STATED GOAL: Take the listing and print it in full, exactly as given.

DATA SHOWN:
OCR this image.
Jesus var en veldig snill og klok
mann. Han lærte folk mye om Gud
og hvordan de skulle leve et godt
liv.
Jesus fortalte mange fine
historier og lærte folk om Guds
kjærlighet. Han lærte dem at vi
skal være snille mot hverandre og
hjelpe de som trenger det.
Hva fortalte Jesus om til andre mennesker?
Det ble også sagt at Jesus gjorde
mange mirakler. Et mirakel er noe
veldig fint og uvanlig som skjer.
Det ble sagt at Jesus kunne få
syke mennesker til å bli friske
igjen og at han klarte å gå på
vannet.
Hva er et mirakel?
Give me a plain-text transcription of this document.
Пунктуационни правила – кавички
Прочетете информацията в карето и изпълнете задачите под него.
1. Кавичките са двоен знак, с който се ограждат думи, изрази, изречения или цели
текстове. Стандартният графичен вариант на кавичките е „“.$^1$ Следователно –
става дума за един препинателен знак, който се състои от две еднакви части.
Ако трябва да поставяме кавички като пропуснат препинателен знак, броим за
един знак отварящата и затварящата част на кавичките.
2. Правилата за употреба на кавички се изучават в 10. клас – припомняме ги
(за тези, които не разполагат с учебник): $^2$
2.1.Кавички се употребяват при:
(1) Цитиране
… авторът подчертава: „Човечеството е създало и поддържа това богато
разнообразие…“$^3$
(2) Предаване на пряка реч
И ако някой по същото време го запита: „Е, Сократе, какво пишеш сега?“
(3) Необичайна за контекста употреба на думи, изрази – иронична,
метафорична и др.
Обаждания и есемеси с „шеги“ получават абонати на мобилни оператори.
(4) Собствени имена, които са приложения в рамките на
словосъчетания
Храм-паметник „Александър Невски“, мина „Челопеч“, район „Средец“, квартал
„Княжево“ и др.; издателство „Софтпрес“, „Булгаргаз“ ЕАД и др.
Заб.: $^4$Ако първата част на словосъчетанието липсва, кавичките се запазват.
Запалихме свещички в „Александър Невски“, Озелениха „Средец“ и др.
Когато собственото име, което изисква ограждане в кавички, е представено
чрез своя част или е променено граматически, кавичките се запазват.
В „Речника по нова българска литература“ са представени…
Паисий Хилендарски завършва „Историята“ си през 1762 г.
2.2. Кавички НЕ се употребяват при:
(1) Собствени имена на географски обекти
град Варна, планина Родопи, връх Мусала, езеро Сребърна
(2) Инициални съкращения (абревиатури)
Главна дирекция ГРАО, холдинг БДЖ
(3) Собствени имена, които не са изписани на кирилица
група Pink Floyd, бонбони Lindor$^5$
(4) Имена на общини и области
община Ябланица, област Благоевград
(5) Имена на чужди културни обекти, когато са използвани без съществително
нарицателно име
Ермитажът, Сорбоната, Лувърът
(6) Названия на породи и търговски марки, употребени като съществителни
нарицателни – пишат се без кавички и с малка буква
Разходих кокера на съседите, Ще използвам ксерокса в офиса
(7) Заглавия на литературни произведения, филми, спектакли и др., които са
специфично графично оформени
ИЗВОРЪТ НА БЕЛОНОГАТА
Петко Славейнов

THE SOLUTION:
OCR this image.
Jesus var en veldig snill og klok
mann. Han lærte folk mye om Gud
og hvordan de skulle leve et godt
liv.
Jesus fortalte mange fine
historier og lærte folk om Guds
kjærlighet. Han lærte dem at vi
skal være snille mot hverandre og
hjelpe de som trenger det.
Hva fortalte Jesus om til andre mennesker?
Det ble også sagt at Jesus gjorde
mange mirakler. Et mirakel er noe
veldig fint og uvanlig som skjer.
Det ble sagt at Jesus kunne få
syke mennesker til å bli friske
igjen og at han klarte å gå på
vannet.
Hva er et mirakel?
Give me a plain-text transcription of this document.
Пунктуационни правила – кавички
Прочетете информацията в карето и изпълнете задачите под него.
1. Кавичките са двоен знак, с който се ограждат думи, изрази, изречения или цели
текстове. Стандартният графичен вариант на кавичките е „“.$^1$ Следователно –
става дума за един препинателен знак, който се състои от две еднакви части.
Ако трябва да поставяме кавички като пропуснат препинателен знак, броим за
един знак отварящата и затварящата част на кавичките.
2. Правилата за употреба на кавички се изучават в 10. клас – припомняме ги
(за тези, които не разполагат с учебник): $^2$
2.1.Кавички се употребяват при:
(1) Цитиране
… авторът подчертава: „Човечеството е създало и поддържа това богато
разнообразие…“$^3$
(2) Предаване на пряка реч
И ако някой по същото време го запита: „Е, Сократе, какво пишеш сега?“
(3) Необичайна за контекста употреба на думи, изрази – иронична,
метафорична и др.
Обаждания и есемеси с „шеги“ получават абонати на мобилни оператори.
(4) Собствени имена, които са приложения в рамките на
словосъчетания
Храм-паметник „Александър Невски“, мина „Челопеч“, район „Средец“, квартал
„Княжево“ и др.; издателство „Софтпрес“, „Булгаргаз“ ЕАД и др.
Заб.: $^4$Ако първата част на словосъчетанието липсва, кавичките се запазват.
Запалихме свещички в „Александър Невски“, Озелениха „Средец“ и др.
Когато собственото име, което изисква ограждане в кавички, е представено
чрез своя част или е променено граматически, кавичките се запазват.
В „Речника по нова българска литература“ са представени…
Паисий Хилендарски завършва „Историята“ си през 1762 г.
2.2. Кавички НЕ се употребяват при:
(1) Собствени имена на географски обекти
град Варна, планина Родопи, връх Мусала, езеро Сребърна
(2) Инициални съкращения (абревиатури)
Главна дирекция ГРАО, холдинг БДЖ
(3) Собствени имена, които не са изписани на кирилица
група Pink Floyd, бонбони Lindor$^5$
(4) Имена на общини и области
община Ябланица, област Благоевград
(5) Имена на чужди културни обекти, когато са използвани без съществително
нарицателно име
Ермитажът, Сорбоната, Лувърът
(6) Названия на породи и търговски марки, употребени като съществителни
нарицателни – пишат се без кавички и с малка буква
Разходих кокера на съседите, Ще използвам ксерокса в офиса
(7) Заглавия на литературни произведения, филми, спектакли и др., които са
специфично графично оформени
ИЗВОРЪТ НА БЕЛОНОГАТА
Петко Славейнов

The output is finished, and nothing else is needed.